Data listing:
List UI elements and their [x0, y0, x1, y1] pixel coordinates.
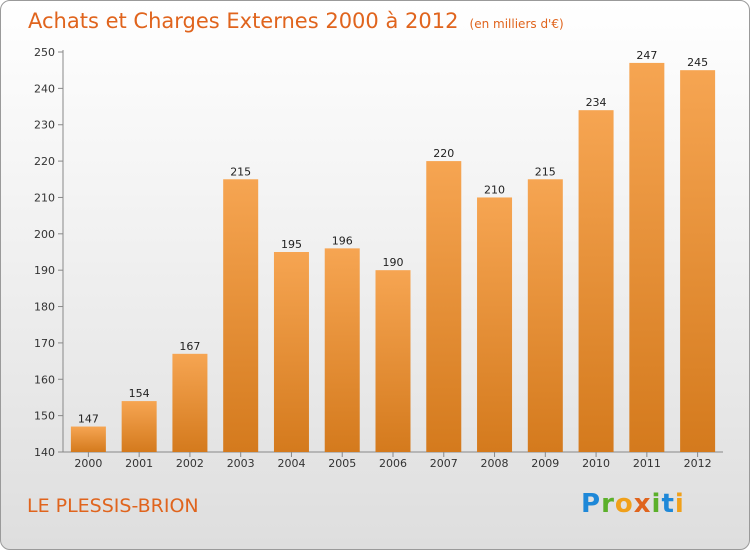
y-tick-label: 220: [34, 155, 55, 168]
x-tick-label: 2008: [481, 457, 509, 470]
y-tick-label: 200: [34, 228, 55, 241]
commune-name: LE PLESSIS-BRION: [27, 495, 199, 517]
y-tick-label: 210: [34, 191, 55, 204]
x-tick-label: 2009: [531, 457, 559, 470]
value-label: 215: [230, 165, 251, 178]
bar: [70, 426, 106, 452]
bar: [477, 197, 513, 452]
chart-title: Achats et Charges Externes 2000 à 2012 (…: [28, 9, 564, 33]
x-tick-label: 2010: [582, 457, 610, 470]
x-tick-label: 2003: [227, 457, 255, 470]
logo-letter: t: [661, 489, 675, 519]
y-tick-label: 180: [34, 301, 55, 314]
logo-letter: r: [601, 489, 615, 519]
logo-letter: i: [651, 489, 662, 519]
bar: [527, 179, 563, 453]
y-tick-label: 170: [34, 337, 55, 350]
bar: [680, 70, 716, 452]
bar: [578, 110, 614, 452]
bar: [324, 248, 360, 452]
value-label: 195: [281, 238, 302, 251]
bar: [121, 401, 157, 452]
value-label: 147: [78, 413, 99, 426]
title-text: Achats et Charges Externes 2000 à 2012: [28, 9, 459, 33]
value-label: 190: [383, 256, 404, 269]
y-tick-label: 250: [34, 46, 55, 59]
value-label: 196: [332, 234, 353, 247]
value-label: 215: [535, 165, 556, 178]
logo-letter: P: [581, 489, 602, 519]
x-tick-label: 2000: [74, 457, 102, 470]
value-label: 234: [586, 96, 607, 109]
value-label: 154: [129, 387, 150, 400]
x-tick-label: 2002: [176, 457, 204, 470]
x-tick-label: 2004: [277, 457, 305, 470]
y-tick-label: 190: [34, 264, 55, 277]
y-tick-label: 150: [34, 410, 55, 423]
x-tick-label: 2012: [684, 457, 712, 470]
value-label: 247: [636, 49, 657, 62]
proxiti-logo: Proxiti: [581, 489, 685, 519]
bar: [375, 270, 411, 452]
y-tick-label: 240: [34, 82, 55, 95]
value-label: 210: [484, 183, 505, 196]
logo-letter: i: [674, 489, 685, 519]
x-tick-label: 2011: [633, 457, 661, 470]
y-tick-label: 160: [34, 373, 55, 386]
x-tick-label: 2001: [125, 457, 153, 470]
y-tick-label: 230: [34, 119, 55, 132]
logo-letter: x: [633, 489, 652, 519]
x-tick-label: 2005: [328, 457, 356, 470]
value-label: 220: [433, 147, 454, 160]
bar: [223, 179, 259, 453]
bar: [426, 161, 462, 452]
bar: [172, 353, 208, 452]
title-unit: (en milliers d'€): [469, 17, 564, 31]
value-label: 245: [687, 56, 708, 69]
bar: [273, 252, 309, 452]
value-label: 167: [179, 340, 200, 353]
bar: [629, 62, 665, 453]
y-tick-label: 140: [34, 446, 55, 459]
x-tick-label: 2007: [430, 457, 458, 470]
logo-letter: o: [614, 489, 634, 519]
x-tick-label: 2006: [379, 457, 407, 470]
...
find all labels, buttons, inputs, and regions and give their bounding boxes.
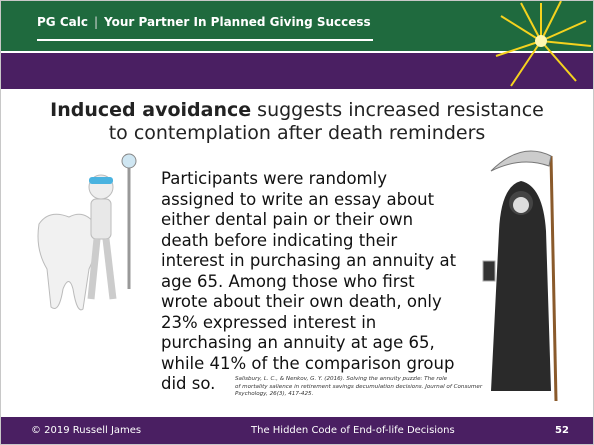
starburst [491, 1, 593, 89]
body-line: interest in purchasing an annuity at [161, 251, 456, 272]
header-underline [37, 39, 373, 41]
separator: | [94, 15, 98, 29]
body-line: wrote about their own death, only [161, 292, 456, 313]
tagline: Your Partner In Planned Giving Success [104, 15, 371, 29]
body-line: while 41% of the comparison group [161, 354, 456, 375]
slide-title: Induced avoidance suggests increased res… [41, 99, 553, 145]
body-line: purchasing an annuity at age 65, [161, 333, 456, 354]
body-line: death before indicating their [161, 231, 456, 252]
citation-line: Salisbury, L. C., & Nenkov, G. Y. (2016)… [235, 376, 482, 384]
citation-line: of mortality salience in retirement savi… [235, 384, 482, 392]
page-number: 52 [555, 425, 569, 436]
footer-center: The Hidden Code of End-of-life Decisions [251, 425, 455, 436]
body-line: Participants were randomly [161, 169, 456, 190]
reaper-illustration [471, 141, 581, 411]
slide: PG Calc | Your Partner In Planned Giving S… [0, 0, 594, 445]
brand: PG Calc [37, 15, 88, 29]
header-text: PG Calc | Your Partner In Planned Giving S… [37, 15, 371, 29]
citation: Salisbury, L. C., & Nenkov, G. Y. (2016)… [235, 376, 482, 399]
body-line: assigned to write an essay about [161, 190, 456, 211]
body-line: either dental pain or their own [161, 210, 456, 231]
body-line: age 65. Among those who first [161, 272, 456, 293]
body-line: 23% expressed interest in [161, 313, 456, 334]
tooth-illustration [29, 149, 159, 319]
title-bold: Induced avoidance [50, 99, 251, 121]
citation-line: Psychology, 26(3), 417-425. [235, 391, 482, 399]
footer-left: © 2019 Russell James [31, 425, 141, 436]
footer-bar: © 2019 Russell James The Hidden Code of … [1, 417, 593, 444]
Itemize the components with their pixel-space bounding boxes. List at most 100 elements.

SHORT TASK: Update the records in the stretch from "y-tick-label: 220: [34, 155, 55, 168]" through "value-label: 190: [383, 256, 404, 269]" by replacing every "x-tick-label" with "x-axis-label", leaving all else unchanged, and give back only those lines.

ANSWER FOR THE TASK:
y-tick-label: 220: [34, 155, 55, 168]
x-axis-label: 2008: [481, 457, 509, 470]
y-tick-label: 200: [34, 228, 55, 241]
commune-name: LE PLESSIS-BRION: [27, 495, 199, 517]
y-tick-label: 210: [34, 191, 55, 204]
x-axis-label: 2009: [531, 457, 559, 470]
value-label: 215: [230, 165, 251, 178]
bar: [70, 426, 106, 452]
bar: [477, 197, 513, 452]
chart-title: Achats et Charges Externes 2000 à 2012 (…: [28, 9, 564, 33]
x-axis-label: 2010: [582, 457, 610, 470]
x-axis-label: 2003: [227, 457, 255, 470]
logo-letter: t: [661, 489, 675, 519]
y-tick-label: 180: [34, 301, 55, 314]
logo-letter: r: [601, 489, 615, 519]
logo-letter: i: [651, 489, 662, 519]
bar: [527, 179, 563, 453]
y-tick-label: 170: [34, 337, 55, 350]
bar: [680, 70, 716, 452]
bar: [578, 110, 614, 452]
bar: [324, 248, 360, 452]
value-label: 195: [281, 238, 302, 251]
bar: [121, 401, 157, 452]
value-label: 147: [78, 413, 99, 426]
title-text: Achats et Charges Externes 2000 à 2012: [28, 9, 459, 33]
value-label: 190: [383, 256, 404, 269]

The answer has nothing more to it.